WHAT YOU SHOULD DO
Below are some records; work out how many of their lines contain "title" and give the number only.

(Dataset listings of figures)
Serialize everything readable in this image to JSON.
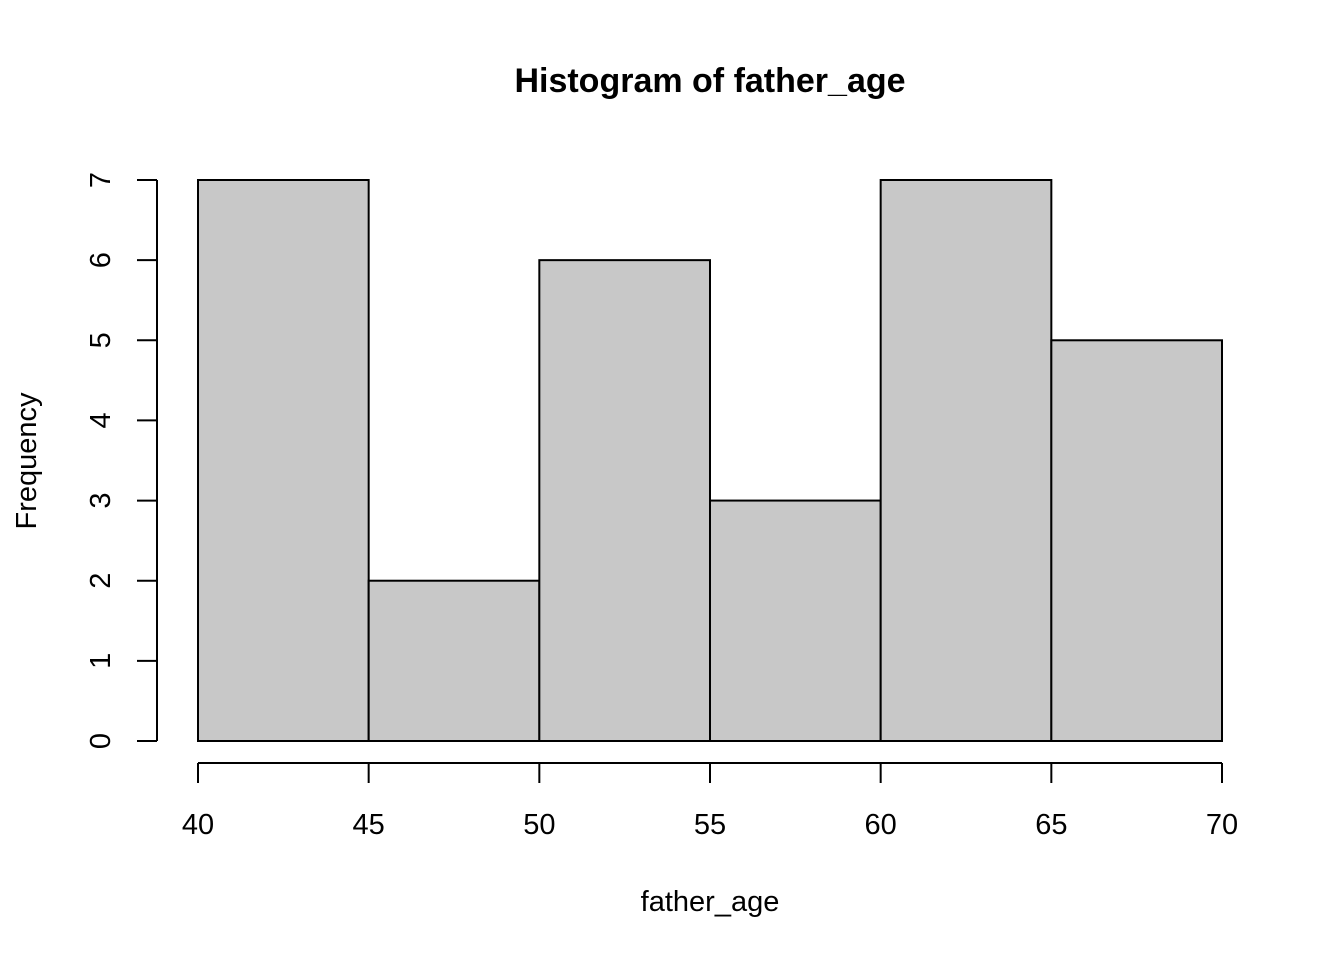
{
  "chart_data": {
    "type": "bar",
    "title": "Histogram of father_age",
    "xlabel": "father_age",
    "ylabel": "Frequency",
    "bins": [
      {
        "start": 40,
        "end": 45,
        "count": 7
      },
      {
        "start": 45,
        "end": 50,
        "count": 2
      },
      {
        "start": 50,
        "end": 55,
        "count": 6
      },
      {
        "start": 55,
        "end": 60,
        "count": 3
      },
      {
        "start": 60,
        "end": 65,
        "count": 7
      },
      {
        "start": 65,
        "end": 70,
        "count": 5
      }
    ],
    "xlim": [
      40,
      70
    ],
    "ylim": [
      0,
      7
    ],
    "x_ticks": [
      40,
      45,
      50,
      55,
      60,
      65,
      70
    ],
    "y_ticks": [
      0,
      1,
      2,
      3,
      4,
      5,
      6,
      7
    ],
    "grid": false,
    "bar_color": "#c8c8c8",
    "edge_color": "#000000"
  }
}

* * *

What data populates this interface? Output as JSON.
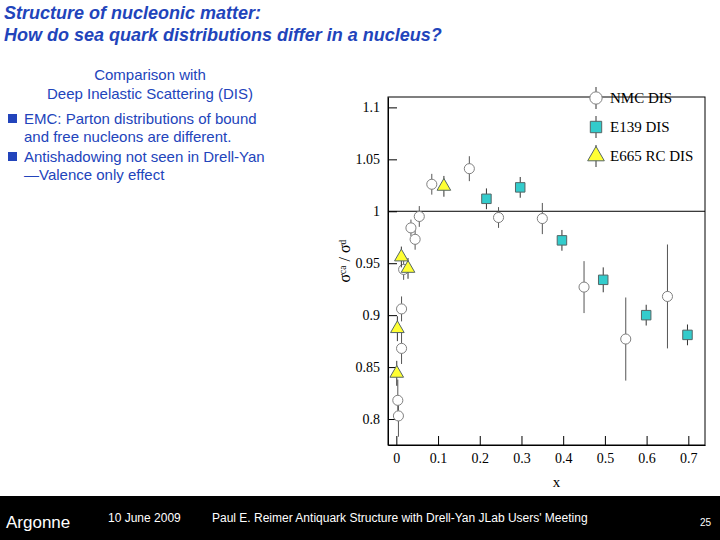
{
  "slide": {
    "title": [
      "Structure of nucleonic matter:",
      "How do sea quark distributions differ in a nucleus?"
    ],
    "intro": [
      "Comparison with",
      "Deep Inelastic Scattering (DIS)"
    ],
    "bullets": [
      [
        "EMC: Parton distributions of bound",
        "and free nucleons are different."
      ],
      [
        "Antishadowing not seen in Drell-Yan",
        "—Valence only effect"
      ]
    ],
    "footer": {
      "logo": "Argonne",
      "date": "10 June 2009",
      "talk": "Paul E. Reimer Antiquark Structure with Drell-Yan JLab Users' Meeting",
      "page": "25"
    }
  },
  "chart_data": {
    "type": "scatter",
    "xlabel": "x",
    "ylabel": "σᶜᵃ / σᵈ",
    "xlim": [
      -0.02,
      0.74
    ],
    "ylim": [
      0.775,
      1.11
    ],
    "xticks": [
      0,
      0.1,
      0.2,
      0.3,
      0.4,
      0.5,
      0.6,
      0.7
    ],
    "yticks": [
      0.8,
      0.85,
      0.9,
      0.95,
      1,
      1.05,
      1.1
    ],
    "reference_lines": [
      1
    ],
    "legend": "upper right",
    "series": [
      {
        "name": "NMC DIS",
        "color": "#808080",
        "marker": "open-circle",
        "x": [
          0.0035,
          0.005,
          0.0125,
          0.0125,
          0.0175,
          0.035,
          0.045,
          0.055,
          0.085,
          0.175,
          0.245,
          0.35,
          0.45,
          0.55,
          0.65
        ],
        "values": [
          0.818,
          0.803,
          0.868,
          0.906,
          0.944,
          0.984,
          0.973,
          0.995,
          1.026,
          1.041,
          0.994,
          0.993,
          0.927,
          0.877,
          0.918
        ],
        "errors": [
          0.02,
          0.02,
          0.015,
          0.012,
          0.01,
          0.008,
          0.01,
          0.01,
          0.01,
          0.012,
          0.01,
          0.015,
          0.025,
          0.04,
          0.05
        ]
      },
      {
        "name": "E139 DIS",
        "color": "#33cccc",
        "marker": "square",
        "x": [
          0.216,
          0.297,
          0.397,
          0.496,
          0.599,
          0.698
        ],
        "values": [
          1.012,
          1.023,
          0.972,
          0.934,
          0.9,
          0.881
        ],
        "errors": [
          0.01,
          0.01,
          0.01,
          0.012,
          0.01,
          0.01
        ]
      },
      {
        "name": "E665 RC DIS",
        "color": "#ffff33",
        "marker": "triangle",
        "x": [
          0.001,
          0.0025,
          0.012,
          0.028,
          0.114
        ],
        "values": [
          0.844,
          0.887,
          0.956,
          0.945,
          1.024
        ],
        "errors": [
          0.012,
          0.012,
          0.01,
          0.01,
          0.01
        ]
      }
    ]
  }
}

THE REPLY
2